● Goal of the exercise: Locate and copy each line in the data that contains the word "Juli".

※ ※ ※

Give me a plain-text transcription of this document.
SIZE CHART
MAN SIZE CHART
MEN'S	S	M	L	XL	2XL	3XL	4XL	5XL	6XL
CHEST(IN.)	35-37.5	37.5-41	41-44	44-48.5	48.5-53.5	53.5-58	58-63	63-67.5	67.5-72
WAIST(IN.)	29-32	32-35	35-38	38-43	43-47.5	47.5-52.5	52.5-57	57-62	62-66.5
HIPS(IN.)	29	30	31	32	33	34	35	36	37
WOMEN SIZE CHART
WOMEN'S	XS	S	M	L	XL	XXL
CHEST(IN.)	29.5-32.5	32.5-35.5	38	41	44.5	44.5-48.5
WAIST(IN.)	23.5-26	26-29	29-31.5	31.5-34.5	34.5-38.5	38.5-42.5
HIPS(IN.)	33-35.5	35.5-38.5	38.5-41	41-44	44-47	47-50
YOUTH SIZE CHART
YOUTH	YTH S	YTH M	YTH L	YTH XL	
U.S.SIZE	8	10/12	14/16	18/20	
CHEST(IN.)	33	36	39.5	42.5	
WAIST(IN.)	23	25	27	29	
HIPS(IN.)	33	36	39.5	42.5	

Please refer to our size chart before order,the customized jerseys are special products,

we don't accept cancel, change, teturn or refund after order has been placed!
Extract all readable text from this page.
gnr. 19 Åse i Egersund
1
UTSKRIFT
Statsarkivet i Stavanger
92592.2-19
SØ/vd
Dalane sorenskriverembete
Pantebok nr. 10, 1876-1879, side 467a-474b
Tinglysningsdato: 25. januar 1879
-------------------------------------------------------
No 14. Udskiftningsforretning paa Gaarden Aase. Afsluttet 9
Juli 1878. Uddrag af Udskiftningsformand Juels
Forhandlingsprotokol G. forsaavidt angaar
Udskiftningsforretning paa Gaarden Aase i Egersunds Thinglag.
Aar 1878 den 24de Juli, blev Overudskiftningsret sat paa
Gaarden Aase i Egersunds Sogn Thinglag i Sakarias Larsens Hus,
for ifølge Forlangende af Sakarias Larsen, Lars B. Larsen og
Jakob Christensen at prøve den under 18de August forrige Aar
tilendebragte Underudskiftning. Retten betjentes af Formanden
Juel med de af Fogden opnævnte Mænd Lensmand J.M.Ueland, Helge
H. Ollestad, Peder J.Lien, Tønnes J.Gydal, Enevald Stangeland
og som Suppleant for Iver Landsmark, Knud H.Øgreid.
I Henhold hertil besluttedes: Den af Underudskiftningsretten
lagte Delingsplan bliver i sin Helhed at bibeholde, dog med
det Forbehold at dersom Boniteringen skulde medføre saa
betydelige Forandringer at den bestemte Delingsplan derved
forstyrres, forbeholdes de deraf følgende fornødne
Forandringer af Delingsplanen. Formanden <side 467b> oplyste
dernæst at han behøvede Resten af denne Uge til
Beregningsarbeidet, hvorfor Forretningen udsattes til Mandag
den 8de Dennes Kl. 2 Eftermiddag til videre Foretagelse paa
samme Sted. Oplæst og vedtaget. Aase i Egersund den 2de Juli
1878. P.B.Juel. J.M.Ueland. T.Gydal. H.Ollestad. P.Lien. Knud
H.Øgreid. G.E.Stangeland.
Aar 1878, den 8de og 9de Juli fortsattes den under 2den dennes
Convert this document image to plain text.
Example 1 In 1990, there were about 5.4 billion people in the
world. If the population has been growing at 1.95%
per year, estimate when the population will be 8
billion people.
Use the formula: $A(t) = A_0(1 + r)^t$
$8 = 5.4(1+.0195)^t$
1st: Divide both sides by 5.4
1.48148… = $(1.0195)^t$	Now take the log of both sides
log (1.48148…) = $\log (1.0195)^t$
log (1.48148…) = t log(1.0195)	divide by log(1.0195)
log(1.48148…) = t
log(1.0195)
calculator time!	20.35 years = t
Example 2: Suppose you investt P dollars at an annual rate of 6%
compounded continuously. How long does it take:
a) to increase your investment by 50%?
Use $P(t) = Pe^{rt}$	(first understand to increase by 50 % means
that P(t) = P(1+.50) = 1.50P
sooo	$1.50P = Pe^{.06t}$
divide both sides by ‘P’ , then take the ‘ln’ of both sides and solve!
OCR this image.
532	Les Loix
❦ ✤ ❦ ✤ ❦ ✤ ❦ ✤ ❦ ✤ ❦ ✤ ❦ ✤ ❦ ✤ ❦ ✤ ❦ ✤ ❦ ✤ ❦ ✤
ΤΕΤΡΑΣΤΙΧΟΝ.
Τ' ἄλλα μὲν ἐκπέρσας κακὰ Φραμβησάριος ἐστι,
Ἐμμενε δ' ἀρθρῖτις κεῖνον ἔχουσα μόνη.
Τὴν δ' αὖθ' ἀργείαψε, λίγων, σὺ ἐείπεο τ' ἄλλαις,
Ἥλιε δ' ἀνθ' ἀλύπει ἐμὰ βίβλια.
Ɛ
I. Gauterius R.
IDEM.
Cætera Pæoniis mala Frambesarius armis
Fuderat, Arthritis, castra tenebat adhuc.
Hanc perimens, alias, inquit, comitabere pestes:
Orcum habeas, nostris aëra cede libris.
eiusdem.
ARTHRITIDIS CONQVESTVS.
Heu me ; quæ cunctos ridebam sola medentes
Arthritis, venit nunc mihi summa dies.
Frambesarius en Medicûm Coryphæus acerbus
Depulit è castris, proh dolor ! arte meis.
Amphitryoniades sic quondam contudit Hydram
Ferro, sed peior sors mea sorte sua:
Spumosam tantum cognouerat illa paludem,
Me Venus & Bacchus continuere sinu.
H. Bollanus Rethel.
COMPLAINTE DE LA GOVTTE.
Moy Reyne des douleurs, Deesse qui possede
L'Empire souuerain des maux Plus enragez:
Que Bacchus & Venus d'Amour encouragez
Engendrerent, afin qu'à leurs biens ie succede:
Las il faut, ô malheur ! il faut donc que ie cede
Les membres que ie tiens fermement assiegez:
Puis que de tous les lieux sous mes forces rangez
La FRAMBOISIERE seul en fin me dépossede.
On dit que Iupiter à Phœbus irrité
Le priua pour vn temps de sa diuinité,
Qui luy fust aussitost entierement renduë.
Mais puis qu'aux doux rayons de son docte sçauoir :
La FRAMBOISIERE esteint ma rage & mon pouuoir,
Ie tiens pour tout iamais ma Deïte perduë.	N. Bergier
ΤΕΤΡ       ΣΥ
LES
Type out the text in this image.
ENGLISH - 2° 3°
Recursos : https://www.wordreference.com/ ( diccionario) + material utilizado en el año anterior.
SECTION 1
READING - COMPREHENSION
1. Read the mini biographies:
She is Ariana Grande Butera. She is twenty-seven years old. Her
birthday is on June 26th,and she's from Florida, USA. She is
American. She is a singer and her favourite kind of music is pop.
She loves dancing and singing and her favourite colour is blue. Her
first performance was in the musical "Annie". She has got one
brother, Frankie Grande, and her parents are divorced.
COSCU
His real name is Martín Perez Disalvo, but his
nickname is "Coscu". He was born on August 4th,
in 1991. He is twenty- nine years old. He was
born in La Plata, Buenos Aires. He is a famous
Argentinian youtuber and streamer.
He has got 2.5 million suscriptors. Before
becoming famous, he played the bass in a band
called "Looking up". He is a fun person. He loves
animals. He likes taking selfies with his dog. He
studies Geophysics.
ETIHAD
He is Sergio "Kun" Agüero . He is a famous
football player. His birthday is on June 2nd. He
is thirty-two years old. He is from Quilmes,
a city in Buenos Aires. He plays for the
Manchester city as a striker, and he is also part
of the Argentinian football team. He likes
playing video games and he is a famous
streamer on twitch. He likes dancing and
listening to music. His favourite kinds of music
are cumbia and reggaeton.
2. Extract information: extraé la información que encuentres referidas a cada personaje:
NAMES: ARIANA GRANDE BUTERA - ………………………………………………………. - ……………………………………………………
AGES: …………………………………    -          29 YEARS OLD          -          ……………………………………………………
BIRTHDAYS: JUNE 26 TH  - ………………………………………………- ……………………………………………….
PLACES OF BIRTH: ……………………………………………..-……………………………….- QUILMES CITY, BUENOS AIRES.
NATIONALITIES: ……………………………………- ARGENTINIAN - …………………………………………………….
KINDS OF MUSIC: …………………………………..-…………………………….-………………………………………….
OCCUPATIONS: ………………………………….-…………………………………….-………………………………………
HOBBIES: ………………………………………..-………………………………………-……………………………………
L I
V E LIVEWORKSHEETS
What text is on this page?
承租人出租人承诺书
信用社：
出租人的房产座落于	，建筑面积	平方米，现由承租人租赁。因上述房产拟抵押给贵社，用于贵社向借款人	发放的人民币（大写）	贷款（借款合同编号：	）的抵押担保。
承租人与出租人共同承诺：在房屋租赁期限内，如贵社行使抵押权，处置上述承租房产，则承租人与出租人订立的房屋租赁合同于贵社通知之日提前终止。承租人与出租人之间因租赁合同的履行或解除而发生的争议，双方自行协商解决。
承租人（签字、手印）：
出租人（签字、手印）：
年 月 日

※ ※ ※

● Correct output:
Juli 1878. Uddrag af Udskiftningsformand Juels
Aar 1878 den 24de Juli, blev Overudskiftningsret sat paa
samme Sted. Oplæst og vedtaget. Aase i Egersund den 2de Juli
Aar 1878, den 8de og 9de Juli fortsattes den under 2den dennes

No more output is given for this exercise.